[START Material shown]

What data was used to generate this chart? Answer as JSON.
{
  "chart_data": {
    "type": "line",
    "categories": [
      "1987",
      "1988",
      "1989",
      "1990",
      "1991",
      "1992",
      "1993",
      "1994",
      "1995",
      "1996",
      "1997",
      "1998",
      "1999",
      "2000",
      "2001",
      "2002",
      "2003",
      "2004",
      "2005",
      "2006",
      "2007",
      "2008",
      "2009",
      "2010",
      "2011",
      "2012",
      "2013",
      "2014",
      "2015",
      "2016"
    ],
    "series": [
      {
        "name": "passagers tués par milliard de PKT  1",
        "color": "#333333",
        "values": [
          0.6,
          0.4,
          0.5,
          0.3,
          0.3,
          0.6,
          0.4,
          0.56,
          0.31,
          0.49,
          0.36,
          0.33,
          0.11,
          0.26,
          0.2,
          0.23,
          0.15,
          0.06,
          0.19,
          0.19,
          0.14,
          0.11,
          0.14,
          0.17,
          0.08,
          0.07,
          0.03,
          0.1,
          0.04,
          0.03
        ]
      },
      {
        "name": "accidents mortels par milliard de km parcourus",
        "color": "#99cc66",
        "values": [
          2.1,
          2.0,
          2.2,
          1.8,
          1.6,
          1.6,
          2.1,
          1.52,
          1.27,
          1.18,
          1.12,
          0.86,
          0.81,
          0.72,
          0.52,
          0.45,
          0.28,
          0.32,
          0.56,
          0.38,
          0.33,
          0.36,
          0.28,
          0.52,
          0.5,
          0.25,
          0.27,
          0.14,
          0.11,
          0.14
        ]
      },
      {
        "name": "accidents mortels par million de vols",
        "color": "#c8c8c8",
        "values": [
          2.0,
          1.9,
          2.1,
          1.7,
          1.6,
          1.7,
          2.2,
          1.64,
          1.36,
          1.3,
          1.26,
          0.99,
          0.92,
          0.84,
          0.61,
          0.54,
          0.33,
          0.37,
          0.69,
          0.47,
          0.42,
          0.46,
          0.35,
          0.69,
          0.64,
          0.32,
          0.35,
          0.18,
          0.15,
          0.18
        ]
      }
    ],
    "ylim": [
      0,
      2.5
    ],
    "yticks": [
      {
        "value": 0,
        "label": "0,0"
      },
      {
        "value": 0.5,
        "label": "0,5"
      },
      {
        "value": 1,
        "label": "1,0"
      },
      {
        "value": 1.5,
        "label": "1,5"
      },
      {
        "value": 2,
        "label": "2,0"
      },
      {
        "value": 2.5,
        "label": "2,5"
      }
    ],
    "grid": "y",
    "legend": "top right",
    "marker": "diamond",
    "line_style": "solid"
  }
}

[END Material shown]

__Your goal__
Restate the whole listing exactly.

__Output for this task__
What data was used to generate this chart? Answer as JSON.
{
  "chart_data": {
    "type": "line",
    "categories": [
      "1987",
      "1988",
      "1989",
      "1990",
      "1991",
      "1992",
      "1993",
      "1994",
      "1995",
      "1996",
      "1997",
      "1998",
      "1999",
      "2000",
      "2001",
      "2002",
      "2003",
      "2004",
      "2005",
      "2006",
      "2007",
      "2008",
      "2009",
      "2010",
      "2011",
      "2012",
      "2013",
      "2014",
      "2015",
      "2016"
    ],
    "series": [
      {
        "name": "passagers tués par milliard de PKT  1",
        "color": "#333333",
        "values": [
          0.6,
          0.4,
          0.5,
          0.3,
          0.3,
          0.6,
          0.4,
          0.56,
          0.31,
          0.49,
          0.36,
          0.33,
          0.11,
          0.26,
          0.2,
          0.23,
          0.15,
          0.06,
          0.19,
          0.19,
          0.14,
          0.11,
          0.14,
          0.17,
          0.08,
          0.07,
          0.03,
          0.1,
          0.04,
          0.03
        ]
      },
      {
        "name": "accidents mortels par milliard de km parcourus",
        "color": "#99cc66",
        "values": [
          2.1,
          2.0,
          2.2,
          1.8,
          1.6,
          1.6,
          2.1,
          1.52,
          1.27,
          1.18,
          1.12,
          0.86,
          0.81,
          0.72,
          0.52,
          0.45,
          0.28,
          0.32,
          0.56,
          0.38,
          0.33,
          0.36,
          0.28,
          0.52,
          0.5,
          0.25,
          0.27,
          0.14,
          0.11,
          0.14
        ]
      },
      {
        "name": "accidents mortels par million de vols",
        "color": "#c8c8c8",
        "values": [
          2.0,
          1.9,
          2.1,
          1.7,
          1.6,
          1.7,
          2.2,
          1.64,
          1.36,
          1.3,
          1.26,
          0.99,
          0.92,
          0.84,
          0.61,
          0.54,
          0.33,
          0.37,
          0.69,
          0.47,
          0.42,
          0.46,
          0.35,
          0.69,
          0.64,
          0.32,
          0.35,
          0.18,
          0.15,
          0.18
        ]
      }
    ],
    "ylim": [
      0,
      2.5
    ],
    "yticks": [
      {
        "value": 0,
        "label": "0,0"
      },
      {
        "value": 0.5,
        "label": "0,5"
      },
      {
        "value": 1,
        "label": "1,0"
      },
      {
        "value": 1.5,
        "label": "1,5"
      },
      {
        "value": 2,
        "label": "2,0"
      },
      {
        "value": 2.5,
        "label": "2,5"
      }
    ],
    "grid": "y",
    "legend": "top right",
    "marker": "diamond",
    "line_style": "solid"
  }
}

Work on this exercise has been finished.